■ Page text ■

-.-.-

CopyCat pretends to be a legitimate app and then steals ad revenue. One of the apps that CopyCat pretended to be was SimSimi, which had over 50 million downloads on the Google Play store. When Android users downloaded the fake SimSimi from a third party store, the CopyCat malware would collect data about the device and download rootkits. CopyCat was programmed to wait until the device restarted before attempting to root it in an effort to avoid suspicion.

Rooting the device would cut off its security system. To root the device, CopyCat exploited six different vulnerabilities that users neglected to patch. After rooting the device, the adware would then hijack the device’s Zygote, which is the process that launches apps. Through Zygote, CopyCat figures out every app that the user has downloaded and opened. Eventually the malware would replace the Referred ID on users’ apps with its own. Every ad that launched through an app on an infected device would send money to the hackers instead of the app creators.

The malware peaked in April and May 2016. Google’s Play Protect security measure ensured that Android users who downloaded apps through the Google Play store weren’t affected by CopyCat. However, users who downloaded apps from unsecure third party stores were more likely to have their devices infected by the malware. Google believes that fewer than 50,000 Android devices around the world are still vulnerable to being infected by CopyCat, although the malware is not at its peak anymore.

-.-.-

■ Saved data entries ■
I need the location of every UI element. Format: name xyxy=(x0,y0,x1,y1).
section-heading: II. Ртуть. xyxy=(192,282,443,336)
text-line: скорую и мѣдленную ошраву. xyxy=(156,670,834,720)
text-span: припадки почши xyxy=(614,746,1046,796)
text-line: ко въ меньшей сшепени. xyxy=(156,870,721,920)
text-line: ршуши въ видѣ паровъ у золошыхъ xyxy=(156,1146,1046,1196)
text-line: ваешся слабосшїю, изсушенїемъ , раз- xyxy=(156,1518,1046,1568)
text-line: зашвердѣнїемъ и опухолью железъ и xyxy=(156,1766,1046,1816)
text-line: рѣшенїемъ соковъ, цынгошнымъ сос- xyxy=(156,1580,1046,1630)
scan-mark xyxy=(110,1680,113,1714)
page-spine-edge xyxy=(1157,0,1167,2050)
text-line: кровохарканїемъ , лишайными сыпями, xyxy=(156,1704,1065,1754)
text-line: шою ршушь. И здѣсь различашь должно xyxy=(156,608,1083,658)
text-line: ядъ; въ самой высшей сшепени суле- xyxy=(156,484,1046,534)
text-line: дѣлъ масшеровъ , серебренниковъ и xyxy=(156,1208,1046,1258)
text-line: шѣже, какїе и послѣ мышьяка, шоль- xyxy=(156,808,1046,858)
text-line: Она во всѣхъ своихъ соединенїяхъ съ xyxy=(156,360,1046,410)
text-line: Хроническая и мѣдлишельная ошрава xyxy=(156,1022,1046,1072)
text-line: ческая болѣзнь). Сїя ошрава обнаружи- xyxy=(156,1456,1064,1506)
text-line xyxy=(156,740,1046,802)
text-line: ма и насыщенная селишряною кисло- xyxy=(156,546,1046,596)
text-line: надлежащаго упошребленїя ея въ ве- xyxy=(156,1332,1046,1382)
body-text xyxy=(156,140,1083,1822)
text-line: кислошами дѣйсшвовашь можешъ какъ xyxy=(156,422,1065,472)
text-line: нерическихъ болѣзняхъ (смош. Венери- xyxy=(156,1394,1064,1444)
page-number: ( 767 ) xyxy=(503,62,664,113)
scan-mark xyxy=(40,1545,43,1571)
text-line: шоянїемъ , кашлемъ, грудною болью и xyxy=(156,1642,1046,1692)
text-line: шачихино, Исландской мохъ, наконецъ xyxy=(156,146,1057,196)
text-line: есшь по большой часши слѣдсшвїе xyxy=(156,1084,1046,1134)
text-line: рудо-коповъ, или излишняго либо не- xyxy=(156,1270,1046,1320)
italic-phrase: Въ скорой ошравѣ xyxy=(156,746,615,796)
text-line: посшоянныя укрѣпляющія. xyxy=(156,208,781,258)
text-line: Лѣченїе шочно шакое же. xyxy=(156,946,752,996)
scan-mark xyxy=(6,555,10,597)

-.-.-

■ What to work on ■
Please reproduce the passage on CopyCat malware word for word, starting at the words "Rooting the device would" and ending after "the app creators.".

■ Response area ■
Rooting the device would cut off its security system. To root the device, CopyCat exploited six different vulnerabilities that users neglected to patch. After rooting the device, the adware would then hijack the device’s Zygote, which is the process that launches apps. Through Zygote, CopyCat figures out every app that the user has downloaded and opened. Eventually the malware would replace the Referred ID on users’ apps with its own. Every ad that launched through an app on an infected device would send money to the hackers instead of the app creators.